§ What the task requires: In the listing below, identify each line with the word "level" and return those lines.

Dataset records:

<<<<

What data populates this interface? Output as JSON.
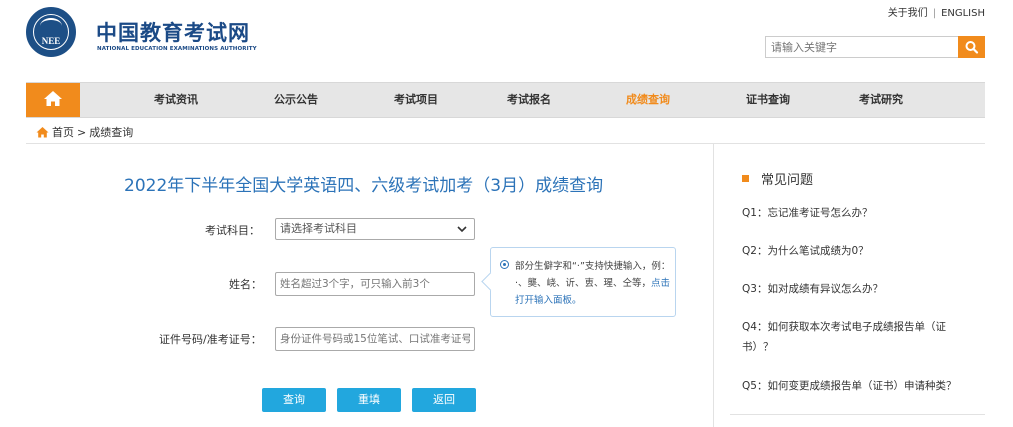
{
  "header": {
    "logo_text": "NEE",
    "site_name_cn": "中国教育考试网",
    "site_name_en": "NATIONAL EDUCATION EXAMINATIONS AUTHORITY",
    "top_links": [
      "关于我们",
      "ENGLISH"
    ],
    "search": {
      "placeholder": "请输入关键字",
      "icon": "search-icon"
    }
  },
  "nav": {
    "home_icon": "home-icon",
    "items": [
      "考试资讯",
      "公示公告",
      "考试项目",
      "考试报名",
      "成绩查询",
      "证书查询",
      "考试研究"
    ],
    "active": "成绩查询"
  },
  "breadcrumb": {
    "home": "首页",
    "separator": ">",
    "current": "成绩查询"
  },
  "form": {
    "title": "2022年下半年全国大学英语四、六级考试加考（3月）成绩查询",
    "subject_label": "考试科目：",
    "subject_value": "请选择考试科目",
    "name_label": "姓名：",
    "name_placeholder": "姓名超过3个字，可只输入前3个",
    "id_label": "证件号码/准考证号：",
    "id_placeholder": "身份证件号码或15位笔试、口试准考证号",
    "tip_text": "部分生僻字和“·”支持快捷输入，例：·、龑、峣、䜣、叀、瑆、仝等，",
    "tip_link": "点击打开输入面板。",
    "buttons": {
      "query": "查询",
      "reset": "重填",
      "back": "返回"
    }
  },
  "faq": {
    "heading": "常见问题",
    "items": [
      "Q1：忘记准考证号怎么办？",
      "Q2：为什么笔试成绩为0？",
      "Q3：如对成绩有异议怎么办？",
      "Q4：如何获取本次考试电子成绩报告单（证书）？",
      "Q5：如何变更成绩报告单（证书）申请种类？"
    ]
  },
  "colors": {
    "accent": "#f18b1c",
    "brand": "#1b4a86",
    "link": "#2c73b8",
    "button": "#22a7de"
  }
}
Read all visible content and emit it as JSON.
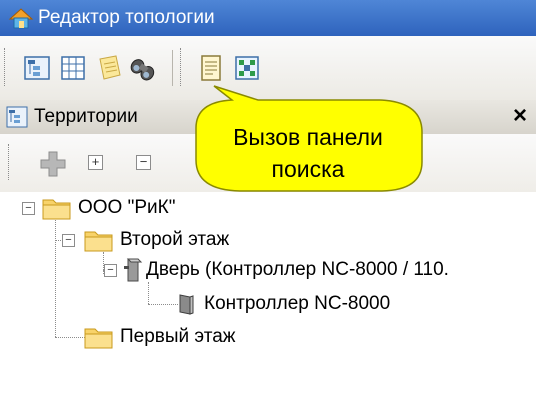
{
  "window": {
    "title": "Редактор топологии",
    "title_color": "#ffffff",
    "titlebar_color": "#3a6fc8"
  },
  "toolbar": {
    "buttons": [
      {
        "name": "territories-view-button",
        "icon": "tree-view-icon"
      },
      {
        "name": "grid-view-button",
        "icon": "grid-icon"
      },
      {
        "name": "notes-button",
        "icon": "note-icon"
      },
      {
        "name": "search-panel-button",
        "icon": "binoculars-icon"
      },
      {
        "name": "document-button",
        "icon": "document-icon"
      },
      {
        "name": "matrix-button",
        "icon": "matrix-icon"
      }
    ]
  },
  "panel": {
    "title": "Территории",
    "close_label": "×",
    "toolbar": [
      {
        "name": "add-button",
        "icon": "plus-icon"
      },
      {
        "name": "expand-all-button",
        "icon": "expand-icon"
      },
      {
        "name": "collapse-all-button",
        "icon": "collapse-icon"
      }
    ]
  },
  "callout": {
    "line1": "Вызов панели",
    "line2": "поиска",
    "fill_color": "#ffff00"
  },
  "tree": {
    "nodes": [
      {
        "label": "ООО \"РиК\"",
        "type": "folder",
        "expanded": true,
        "level": 0
      },
      {
        "label": "Второй этаж",
        "type": "folder",
        "expanded": true,
        "level": 1
      },
      {
        "label": "Дверь (Контроллер NC-8000 / 110.",
        "type": "door",
        "expanded": true,
        "level": 2
      },
      {
        "label": "Контроллер NC-8000",
        "type": "controller",
        "level": 3
      },
      {
        "label": "Первый этаж",
        "type": "folder",
        "level": 1
      }
    ]
  }
}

>>>>

§ Reply to the exercise:
        "level": 0
        "level": 1
        "level": 2
        "level": 3
        "level": 1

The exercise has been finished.